WHAT IS REQUIRED: Identify the lines holding "this" and copy them.

EXTRACTED RECORDS:

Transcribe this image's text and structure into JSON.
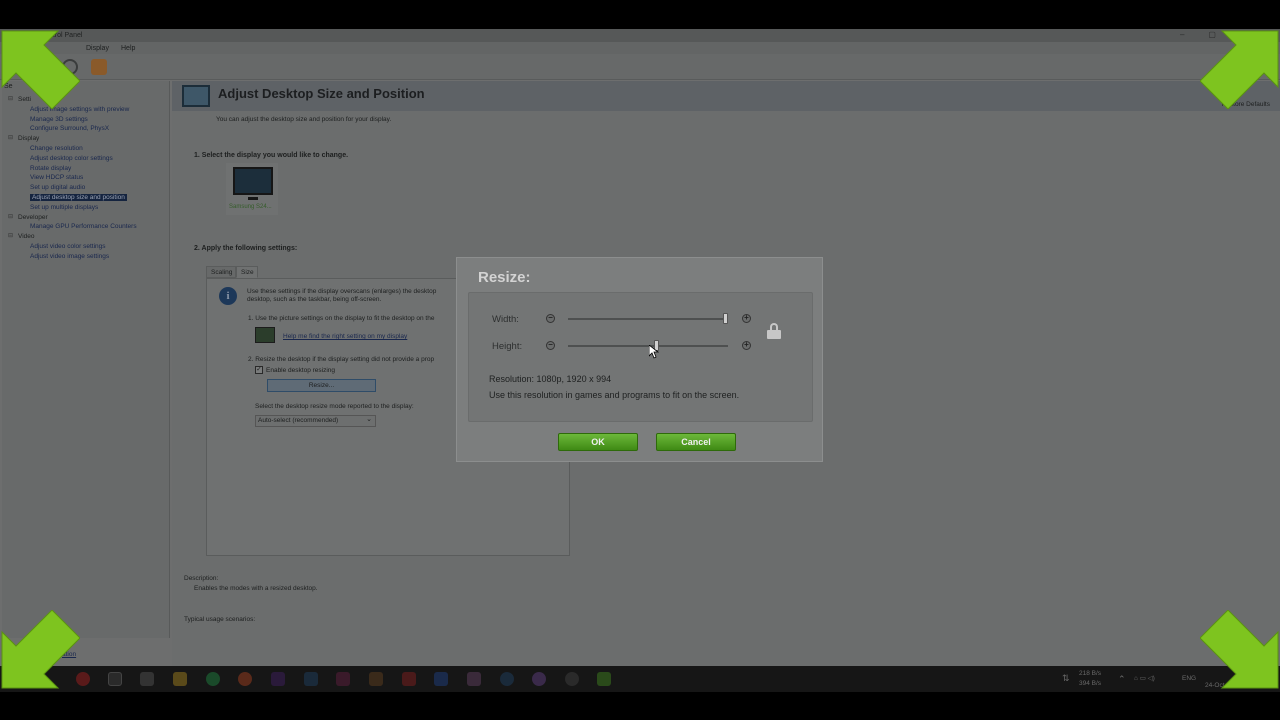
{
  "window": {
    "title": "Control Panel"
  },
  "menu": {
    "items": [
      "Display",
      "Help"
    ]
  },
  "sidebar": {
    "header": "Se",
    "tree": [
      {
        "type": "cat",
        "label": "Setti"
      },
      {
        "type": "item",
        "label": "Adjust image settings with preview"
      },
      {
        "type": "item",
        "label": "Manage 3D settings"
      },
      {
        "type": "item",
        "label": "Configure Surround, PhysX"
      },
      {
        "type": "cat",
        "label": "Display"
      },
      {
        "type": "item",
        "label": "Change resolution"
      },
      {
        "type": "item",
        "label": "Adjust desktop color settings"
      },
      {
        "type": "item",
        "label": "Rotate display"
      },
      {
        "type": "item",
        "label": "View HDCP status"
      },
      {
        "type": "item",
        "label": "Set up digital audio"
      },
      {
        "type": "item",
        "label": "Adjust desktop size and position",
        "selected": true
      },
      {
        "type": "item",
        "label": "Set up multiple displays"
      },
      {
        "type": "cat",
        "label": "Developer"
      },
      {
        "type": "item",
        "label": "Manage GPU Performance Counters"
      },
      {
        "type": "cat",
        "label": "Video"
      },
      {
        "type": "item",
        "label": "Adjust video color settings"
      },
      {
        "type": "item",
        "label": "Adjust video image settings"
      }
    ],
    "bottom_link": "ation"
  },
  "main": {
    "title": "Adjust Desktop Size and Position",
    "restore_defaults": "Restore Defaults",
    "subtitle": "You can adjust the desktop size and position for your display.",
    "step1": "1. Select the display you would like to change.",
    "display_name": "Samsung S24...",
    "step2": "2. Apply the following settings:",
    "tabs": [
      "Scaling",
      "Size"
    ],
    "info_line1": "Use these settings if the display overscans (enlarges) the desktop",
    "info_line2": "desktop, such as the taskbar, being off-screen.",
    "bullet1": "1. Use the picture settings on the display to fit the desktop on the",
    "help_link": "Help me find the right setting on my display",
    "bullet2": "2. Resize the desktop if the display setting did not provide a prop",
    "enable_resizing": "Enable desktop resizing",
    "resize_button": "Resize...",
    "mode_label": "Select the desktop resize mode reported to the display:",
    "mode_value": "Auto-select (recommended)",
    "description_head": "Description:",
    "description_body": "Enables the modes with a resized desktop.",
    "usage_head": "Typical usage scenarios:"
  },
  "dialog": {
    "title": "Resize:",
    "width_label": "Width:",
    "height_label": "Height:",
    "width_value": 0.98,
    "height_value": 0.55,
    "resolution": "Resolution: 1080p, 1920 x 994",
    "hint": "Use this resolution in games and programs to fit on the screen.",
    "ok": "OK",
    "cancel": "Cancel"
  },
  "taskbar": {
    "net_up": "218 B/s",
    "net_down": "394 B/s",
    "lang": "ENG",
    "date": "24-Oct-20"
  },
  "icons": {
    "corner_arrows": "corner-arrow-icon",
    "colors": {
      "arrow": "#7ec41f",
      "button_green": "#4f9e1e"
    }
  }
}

---

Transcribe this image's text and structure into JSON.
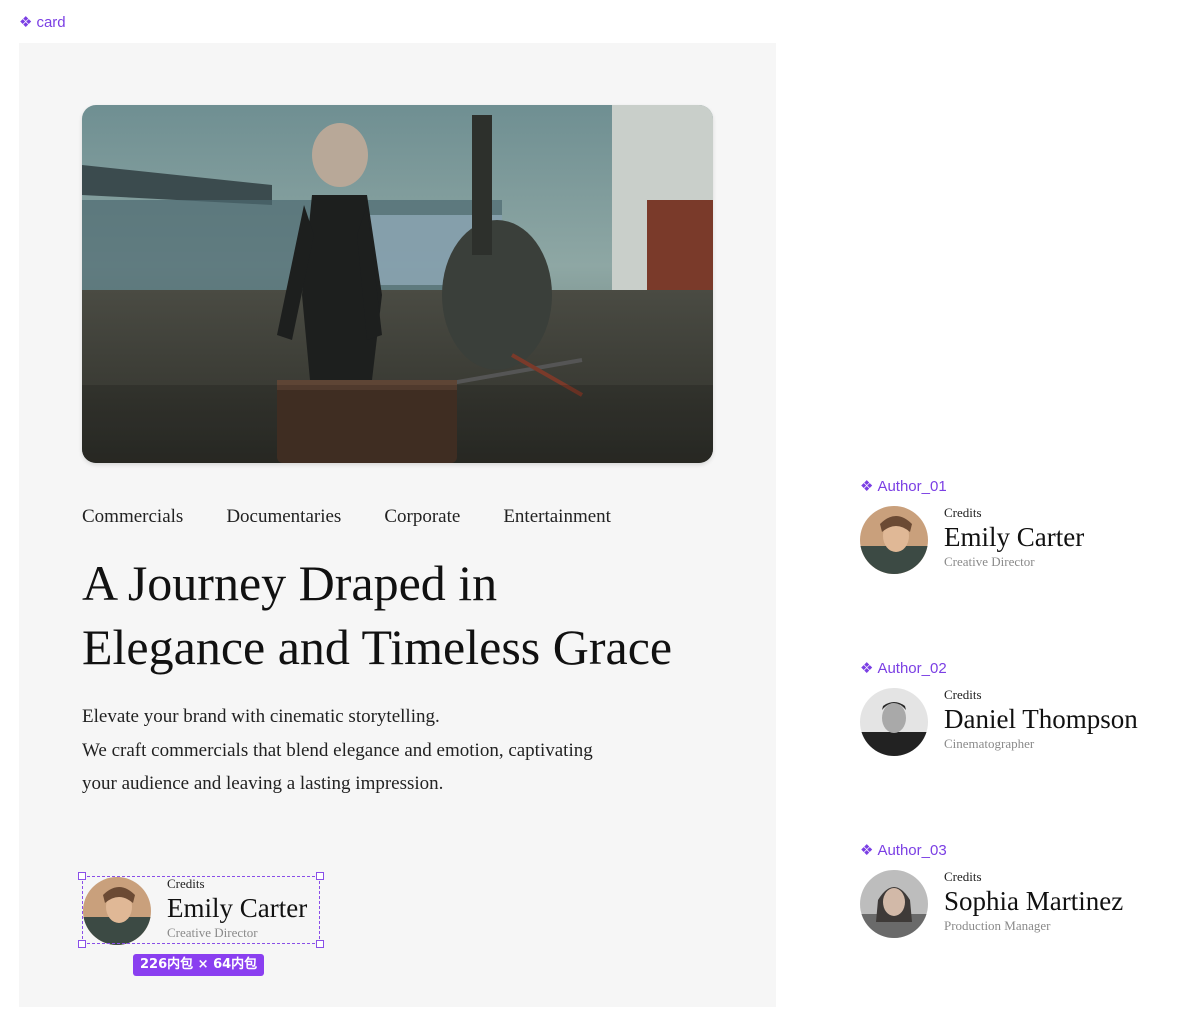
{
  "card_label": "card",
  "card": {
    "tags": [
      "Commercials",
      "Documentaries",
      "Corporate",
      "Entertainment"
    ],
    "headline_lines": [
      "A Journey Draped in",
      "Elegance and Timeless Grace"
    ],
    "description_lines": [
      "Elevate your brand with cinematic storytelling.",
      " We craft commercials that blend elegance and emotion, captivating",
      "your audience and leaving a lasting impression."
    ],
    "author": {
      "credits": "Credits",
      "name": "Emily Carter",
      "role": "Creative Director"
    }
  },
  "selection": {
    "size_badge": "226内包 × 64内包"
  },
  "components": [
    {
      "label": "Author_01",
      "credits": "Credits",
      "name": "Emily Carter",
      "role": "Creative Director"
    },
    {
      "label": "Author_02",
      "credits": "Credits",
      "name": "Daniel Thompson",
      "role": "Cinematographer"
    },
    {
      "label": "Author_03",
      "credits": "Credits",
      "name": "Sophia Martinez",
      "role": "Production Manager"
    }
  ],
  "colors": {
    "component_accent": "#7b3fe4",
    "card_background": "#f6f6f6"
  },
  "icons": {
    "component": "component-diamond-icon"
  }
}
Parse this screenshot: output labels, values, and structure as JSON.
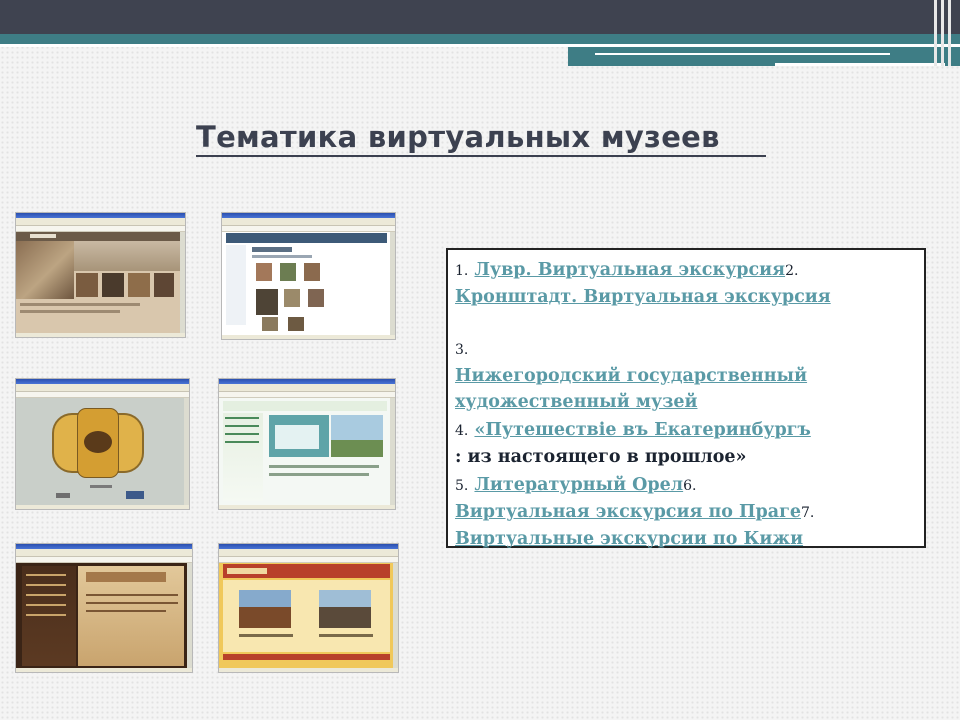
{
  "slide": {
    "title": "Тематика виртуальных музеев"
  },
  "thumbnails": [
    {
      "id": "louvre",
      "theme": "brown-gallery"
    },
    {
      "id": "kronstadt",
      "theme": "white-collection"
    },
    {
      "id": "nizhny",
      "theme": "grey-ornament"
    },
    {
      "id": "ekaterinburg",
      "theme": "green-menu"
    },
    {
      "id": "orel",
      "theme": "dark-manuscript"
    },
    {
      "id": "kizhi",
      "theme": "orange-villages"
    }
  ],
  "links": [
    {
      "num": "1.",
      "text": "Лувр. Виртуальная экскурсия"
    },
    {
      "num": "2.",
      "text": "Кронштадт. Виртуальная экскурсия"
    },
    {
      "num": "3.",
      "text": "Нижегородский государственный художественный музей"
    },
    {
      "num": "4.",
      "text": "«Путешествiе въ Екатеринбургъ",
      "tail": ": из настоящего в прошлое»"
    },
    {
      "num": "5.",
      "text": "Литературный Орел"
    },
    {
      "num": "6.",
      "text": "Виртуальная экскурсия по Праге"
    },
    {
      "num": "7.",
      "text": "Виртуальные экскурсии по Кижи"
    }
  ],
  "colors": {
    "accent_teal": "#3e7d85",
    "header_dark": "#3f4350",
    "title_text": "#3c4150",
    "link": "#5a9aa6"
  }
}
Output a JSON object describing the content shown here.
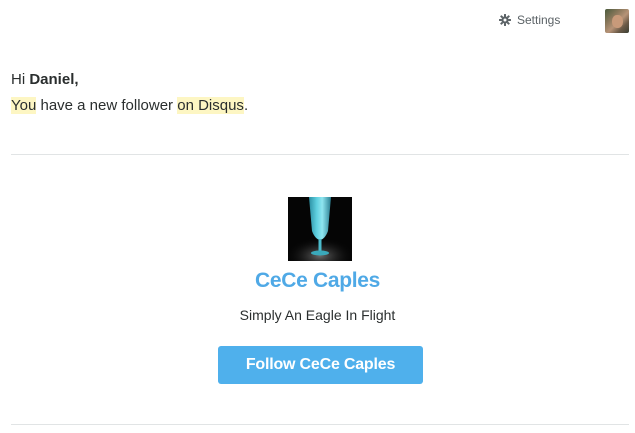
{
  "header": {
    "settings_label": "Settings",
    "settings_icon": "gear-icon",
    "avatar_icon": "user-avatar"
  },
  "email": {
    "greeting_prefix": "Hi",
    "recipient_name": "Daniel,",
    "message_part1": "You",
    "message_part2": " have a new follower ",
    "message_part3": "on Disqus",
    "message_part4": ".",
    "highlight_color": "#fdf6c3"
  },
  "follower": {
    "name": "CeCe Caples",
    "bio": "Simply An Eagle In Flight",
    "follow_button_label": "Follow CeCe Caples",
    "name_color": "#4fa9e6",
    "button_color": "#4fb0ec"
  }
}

...

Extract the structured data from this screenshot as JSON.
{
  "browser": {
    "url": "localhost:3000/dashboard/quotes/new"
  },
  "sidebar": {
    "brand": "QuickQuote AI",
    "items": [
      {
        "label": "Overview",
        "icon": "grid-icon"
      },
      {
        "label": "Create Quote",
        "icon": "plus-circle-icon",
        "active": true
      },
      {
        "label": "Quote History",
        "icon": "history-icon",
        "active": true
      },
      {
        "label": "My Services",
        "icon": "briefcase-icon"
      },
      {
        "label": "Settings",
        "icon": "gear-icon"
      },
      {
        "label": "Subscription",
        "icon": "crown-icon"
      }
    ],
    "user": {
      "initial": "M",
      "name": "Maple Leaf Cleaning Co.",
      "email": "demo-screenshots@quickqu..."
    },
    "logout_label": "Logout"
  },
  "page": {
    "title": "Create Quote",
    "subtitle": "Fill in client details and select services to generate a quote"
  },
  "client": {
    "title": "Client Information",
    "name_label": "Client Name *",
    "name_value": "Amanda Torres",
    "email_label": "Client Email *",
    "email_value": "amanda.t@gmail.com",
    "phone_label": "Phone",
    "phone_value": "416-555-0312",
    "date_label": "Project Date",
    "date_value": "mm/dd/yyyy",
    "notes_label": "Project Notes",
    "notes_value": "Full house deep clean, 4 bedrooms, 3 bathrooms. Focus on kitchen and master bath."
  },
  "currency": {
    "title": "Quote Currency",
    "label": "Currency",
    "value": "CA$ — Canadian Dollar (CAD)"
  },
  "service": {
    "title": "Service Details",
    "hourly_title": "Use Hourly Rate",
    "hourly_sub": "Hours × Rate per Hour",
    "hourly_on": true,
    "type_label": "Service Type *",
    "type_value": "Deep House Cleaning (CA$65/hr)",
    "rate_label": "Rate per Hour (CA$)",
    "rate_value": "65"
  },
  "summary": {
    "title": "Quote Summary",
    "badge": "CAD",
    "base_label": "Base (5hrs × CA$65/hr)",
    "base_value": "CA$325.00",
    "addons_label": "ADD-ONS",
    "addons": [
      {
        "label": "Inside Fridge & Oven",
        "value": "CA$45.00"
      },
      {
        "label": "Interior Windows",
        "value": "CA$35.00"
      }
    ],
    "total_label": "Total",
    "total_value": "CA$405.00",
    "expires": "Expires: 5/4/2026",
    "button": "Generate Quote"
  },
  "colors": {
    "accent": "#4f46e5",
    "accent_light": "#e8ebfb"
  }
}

WRITTEN SOLUTION:
Transcribe this image's text and structure into JSON.
    "hint": "Use this resolution in games and programs to fit on the screen.",
Transcribe this image's text and structure into JSON.
Parse this screenshot: output labels, values, and structure as JSON.
Extract the structured data from this screenshot as JSON.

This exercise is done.